Where a line in the listing below contains the word "date", copy that line.

Records contained in a dataset
┌──

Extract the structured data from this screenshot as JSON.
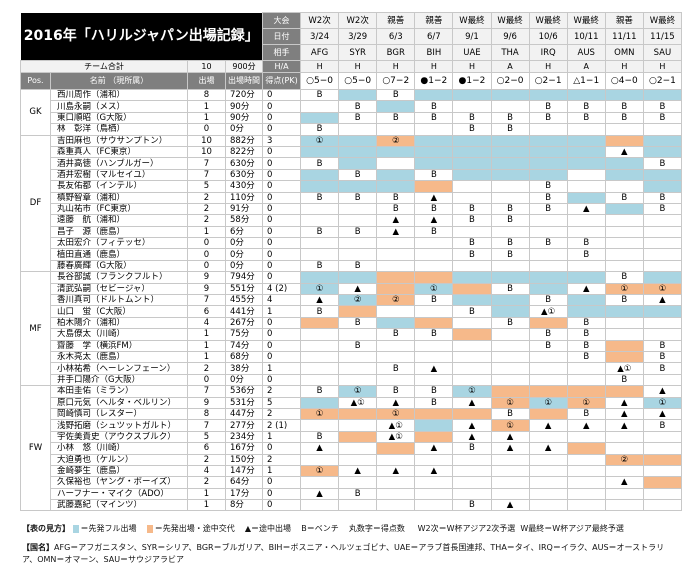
{
  "title": "2016年「ハリルジャパン出場記録」",
  "header_labels": {
    "competition": "大会",
    "date": "日付",
    "opponent": "相手",
    "home_away": "H/A"
  },
  "team_total": {
    "label": "チーム合計",
    "apps": "10",
    "minutes": "900分"
  },
  "column_headers": {
    "pos": "Pos.",
    "name": "名前 （現所属）",
    "apps": "出場",
    "minutes": "出場時間",
    "goals": "得点(PK)"
  },
  "matches": [
    {
      "comp": "W2次",
      "date": "3/24",
      "opp": "AFG",
      "ha": "H",
      "result": "○5−0"
    },
    {
      "comp": "W2次",
      "date": "3/29",
      "opp": "SYR",
      "ha": "H",
      "result": "○5−0"
    },
    {
      "comp": "親善",
      "date": "6/3",
      "opp": "BGR",
      "ha": "H",
      "result": "○7−2"
    },
    {
      "comp": "親善",
      "date": "6/7",
      "opp": "BIH",
      "ha": "H",
      "result": "●1−2"
    },
    {
      "comp": "W最終",
      "date": "9/1",
      "opp": "UAE",
      "ha": "H",
      "result": "●1−2"
    },
    {
      "comp": "W最終",
      "date": "9/6",
      "opp": "THA",
      "ha": "A",
      "result": "○2−0"
    },
    {
      "comp": "W最終",
      "date": "10/6",
      "opp": "IRQ",
      "ha": "H",
      "result": "○2−1"
    },
    {
      "comp": "W最終",
      "date": "10/11",
      "opp": "AUS",
      "ha": "A",
      "result": "△1−1"
    },
    {
      "comp": "親善",
      "date": "11/11",
      "opp": "OMN",
      "ha": "H",
      "result": "○4−0"
    },
    {
      "comp": "W最終",
      "date": "11/15",
      "opp": "SAU",
      "ha": "H",
      "result": "○2−1"
    }
  ],
  "colors": {
    "full_start": "#a9d5e2",
    "start_subbed": "#f6b98a",
    "header_dark": "#7f7f7f",
    "title_bg": "#000000"
  },
  "groups": [
    {
      "pos": "GK",
      "players": [
        {
          "name": "西川周作（浦和）",
          "apps": "8",
          "min": "720分",
          "goals": "0",
          "cells": [
            "B",
            "F",
            "B",
            "F",
            "F",
            "F",
            "F",
            "F",
            "F",
            "F"
          ]
        },
        {
          "name": "川島永嗣（メス）",
          "apps": "1",
          "min": "90分",
          "goals": "0",
          "cells": [
            "",
            "B",
            "F",
            "B",
            "",
            "",
            "B",
            "B",
            "B",
            "B"
          ]
        },
        {
          "name": "東口順昭（G大阪）",
          "apps": "1",
          "min": "90分",
          "goals": "0",
          "cells": [
            "F",
            "B",
            "B",
            "B",
            "B",
            "B",
            "B",
            "B",
            "B",
            "B"
          ]
        },
        {
          "name": "林　彰洋（鳥栖）",
          "apps": "0",
          "min": "0分",
          "goals": "0",
          "cells": [
            "B",
            "",
            "",
            "",
            "B",
            "B",
            "",
            "",
            "",
            ""
          ]
        }
      ]
    },
    {
      "pos": "DF",
      "players": [
        {
          "name": "吉田麻也（サウサンプトン）",
          "apps": "10",
          "min": "882分",
          "goals": "3",
          "cells": [
            "F①",
            "F",
            "S②",
            "F",
            "F",
            "F",
            "F",
            "F",
            "S",
            "F"
          ]
        },
        {
          "name": "森重真人（FC東京）",
          "apps": "10",
          "min": "822分",
          "goals": "0",
          "cells": [
            "F",
            "F",
            "F",
            "F",
            "F",
            "F",
            "F",
            "F",
            "▲",
            "F"
          ]
        },
        {
          "name": "酒井高徳（ハンブルガー）",
          "apps": "7",
          "min": "630分",
          "goals": "0",
          "cells": [
            "B",
            "F",
            "",
            "F",
            "F",
            "F",
            "F",
            "F",
            "F",
            "B"
          ]
        },
        {
          "name": "酒井宏樹（マルセイユ）",
          "apps": "7",
          "min": "630分",
          "goals": "0",
          "cells": [
            "F",
            "B",
            "F",
            "B",
            "F",
            "F",
            "F",
            "",
            "F",
            "F"
          ]
        },
        {
          "name": "長友佑都（インテル）",
          "apps": "5",
          "min": "430分",
          "goals": "0",
          "cells": [
            "F",
            "F",
            "F",
            "S",
            "",
            "",
            "B",
            "",
            "",
            "F"
          ]
        },
        {
          "name": "槙野智章（浦和）",
          "apps": "2",
          "min": "110分",
          "goals": "0",
          "cells": [
            "B",
            "B",
            "B",
            "▲",
            "",
            "",
            "B",
            "F",
            "B",
            "B"
          ]
        },
        {
          "name": "丸山祐市（FC東京）",
          "apps": "2",
          "min": "91分",
          "goals": "0",
          "cells": [
            "",
            "",
            "B",
            "B",
            "B",
            "B",
            "B",
            "▲",
            "F",
            "B"
          ]
        },
        {
          "name": "遠藤　航（浦和）",
          "apps": "2",
          "min": "58分",
          "goals": "0",
          "cells": [
            "",
            "",
            "▲",
            "▲",
            "B",
            "B",
            "",
            "",
            "",
            ""
          ]
        },
        {
          "name": "昌子　源（鹿島）",
          "apps": "1",
          "min": "6分",
          "goals": "0",
          "cells": [
            "B",
            "B",
            "▲",
            "B",
            "",
            "",
            "",
            "",
            "",
            ""
          ]
        },
        {
          "name": "太田宏介（フィテッセ）",
          "apps": "0",
          "min": "0分",
          "goals": "0",
          "cells": [
            "",
            "",
            "",
            "",
            "B",
            "B",
            "B",
            "B",
            "",
            ""
          ]
        },
        {
          "name": "植田直通（鹿島）",
          "apps": "0",
          "min": "0分",
          "goals": "0",
          "cells": [
            "",
            "",
            "",
            "",
            "B",
            "B",
            "",
            "B",
            "",
            ""
          ]
        },
        {
          "name": "藤春廣輝（G大阪）",
          "apps": "0",
          "min": "0分",
          "goals": "0",
          "cells": [
            "B",
            "B",
            "",
            "",
            "",
            "",
            "",
            "",
            "",
            ""
          ]
        }
      ]
    },
    {
      "pos": "MF",
      "players": [
        {
          "name": "長谷部誠（フランクフルト）",
          "apps": "9",
          "min": "794分",
          "goals": "0",
          "cells": [
            "F",
            "F",
            "S",
            "S",
            "F",
            "F",
            "F",
            "F",
            "B",
            "F"
          ]
        },
        {
          "name": "清武弘嗣（セビージャ）",
          "apps": "9",
          "min": "551分",
          "goals": "4 (2)",
          "cells": [
            "F①",
            "▲",
            "S",
            "F①",
            "S",
            "B",
            "F",
            "▲",
            "S①",
            "S①"
          ]
        },
        {
          "name": "香川真司（ドルトムント）",
          "apps": "7",
          "min": "455分",
          "goals": "4",
          "cells": [
            "▲",
            "F②",
            "S②",
            "B",
            "F",
            "F",
            "B",
            "F",
            "B",
            "▲"
          ]
        },
        {
          "name": "山口　蛍（C大阪）",
          "apps": "6",
          "min": "441分",
          "goals": "1",
          "cells": [
            "B",
            "S",
            "",
            "",
            "B",
            "F",
            "▲①",
            "F",
            "F",
            "F"
          ]
        },
        {
          "name": "柏木陽介（浦和）",
          "apps": "4",
          "min": "267分",
          "goals": "0",
          "cells": [
            "S",
            "B",
            "F",
            "S",
            "",
            "B",
            "S",
            "B",
            "",
            ""
          ]
        },
        {
          "name": "大島僚太（川崎）",
          "apps": "1",
          "min": "75分",
          "goals": "0",
          "cells": [
            "",
            "",
            "B",
            "B",
            "S",
            "",
            "B",
            "B",
            "",
            ""
          ]
        },
        {
          "name": "齋藤　学（横浜FM）",
          "apps": "1",
          "min": "74分",
          "goals": "0",
          "cells": [
            "",
            "B",
            "",
            "",
            "",
            "",
            "B",
            "B",
            "S",
            "B"
          ]
        },
        {
          "name": "永木亮太（鹿島）",
          "apps": "1",
          "min": "68分",
          "goals": "0",
          "cells": [
            "",
            "",
            "",
            "",
            "",
            "",
            "",
            "B",
            "S",
            "B"
          ]
        },
        {
          "name": "小林祐希（ヘーレンフェーン）",
          "apps": "2",
          "min": "38分",
          "goals": "1",
          "cells": [
            "",
            "",
            "B",
            "▲",
            "",
            "",
            "",
            "",
            "▲①",
            "B"
          ]
        },
        {
          "name": "井手口陽介（G大阪）",
          "apps": "0",
          "min": "0分",
          "goals": "0",
          "cells": [
            "",
            "",
            "",
            "",
            "",
            "",
            "",
            "",
            "B",
            ""
          ]
        }
      ]
    },
    {
      "pos": "FW",
      "players": [
        {
          "name": "本田圭佑（ミラン）",
          "apps": "7",
          "min": "536分",
          "goals": "2",
          "cells": [
            "B",
            "F①",
            "B",
            "B",
            "F①",
            "S",
            "S",
            "S",
            "S",
            "▲"
          ]
        },
        {
          "name": "原口元気（ヘルタ・ベルリン）",
          "apps": "9",
          "min": "531分",
          "goals": "5",
          "cells": [
            "F",
            "▲①",
            "▲",
            "B",
            "▲",
            "S①",
            "F①",
            "S①",
            "▲",
            "F①"
          ]
        },
        {
          "name": "岡崎慎司（レスター）",
          "apps": "8",
          "min": "447分",
          "goals": "2",
          "cells": [
            "S①",
            "S",
            "S①",
            "S",
            "S",
            "B",
            "S",
            "B",
            "▲",
            "▲"
          ]
        },
        {
          "name": "浅野拓磨（シュツットガルト）",
          "apps": "7",
          "min": "277分",
          "goals": "2 (1)",
          "cells": [
            "",
            "",
            "▲①",
            "F",
            "▲",
            "S①",
            "▲",
            "▲",
            "▲",
            "B"
          ]
        },
        {
          "name": "宇佐美貴史（アウクスブルク）",
          "apps": "5",
          "min": "234分",
          "goals": "1",
          "cells": [
            "B",
            "S",
            "▲①",
            "S",
            "▲",
            "▲",
            "",
            "",
            "",
            ""
          ]
        },
        {
          "name": "小林　悠（川崎）",
          "apps": "6",
          "min": "167分",
          "goals": "0",
          "cells": [
            "▲",
            "",
            "S",
            "▲",
            "B",
            "▲",
            "▲",
            "S",
            "",
            ""
          ]
        },
        {
          "name": "大迫勇也（ケルン）",
          "apps": "2",
          "min": "150分",
          "goals": "2",
          "cells": [
            "",
            "",
            "",
            "",
            "",
            "",
            "",
            "",
            "S②",
            "S"
          ]
        },
        {
          "name": "金崎夢生（鹿島）",
          "apps": "4",
          "min": "147分",
          "goals": "1",
          "cells": [
            "S①",
            "▲",
            "▲",
            "▲",
            "",
            "",
            "",
            "",
            "",
            ""
          ]
        },
        {
          "name": "久保裕也（ヤング・ボーイズ）",
          "apps": "2",
          "min": "64分",
          "goals": "0",
          "cells": [
            "",
            "",
            "",
            "",
            "",
            "",
            "",
            "",
            "▲",
            "S"
          ]
        },
        {
          "name": "ハーフナー・マイク（ADO）",
          "apps": "1",
          "min": "17分",
          "goals": "0",
          "cells": [
            "▲",
            "B",
            "",
            "",
            "",
            "",
            "",
            "",
            "",
            ""
          ]
        },
        {
          "name": "武藤嘉紀（マインツ）",
          "apps": "1",
          "min": "8分",
          "goals": "0",
          "cells": [
            "",
            "",
            "",
            "",
            "B",
            "▲",
            "",
            "",
            "",
            ""
          ]
        }
      ]
    }
  ],
  "legend": {
    "heading": "【表の見方】",
    "full": "＝先発フル出場",
    "sub_off": "＝先発出場・途中交代",
    "sub_on": "▲＝途中出場",
    "bench": "B＝ベンチ",
    "goals": "丸数字＝得点数",
    "w2": "W2次＝W杯アジア2次予選",
    "wf": "W最終＝W杯アジア最終予選"
  },
  "countries": {
    "heading": "【国名】",
    "text": "AFG＝アフガニスタン、SYR＝シリア、BGR＝ブルガリア、BIH＝ボスニア・ヘルツェゴビナ、UAE＝アラブ首長国連邦、THA＝タイ、IRQ＝イラク、AUS＝オーストラリア、OMN＝オマーン、SAU＝サウジアラビア"
  }
}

└──

FULL OUTPUT
    "date": "日付",
      "date": "3/24",
      "date": "3/29",
      "date": "6/3",
      "date": "6/7",
      "date": "9/1",
      "date": "9/6",
      "date": "10/6",
      "date": "10/11",
      "date": "11/11",
      "date": "11/15",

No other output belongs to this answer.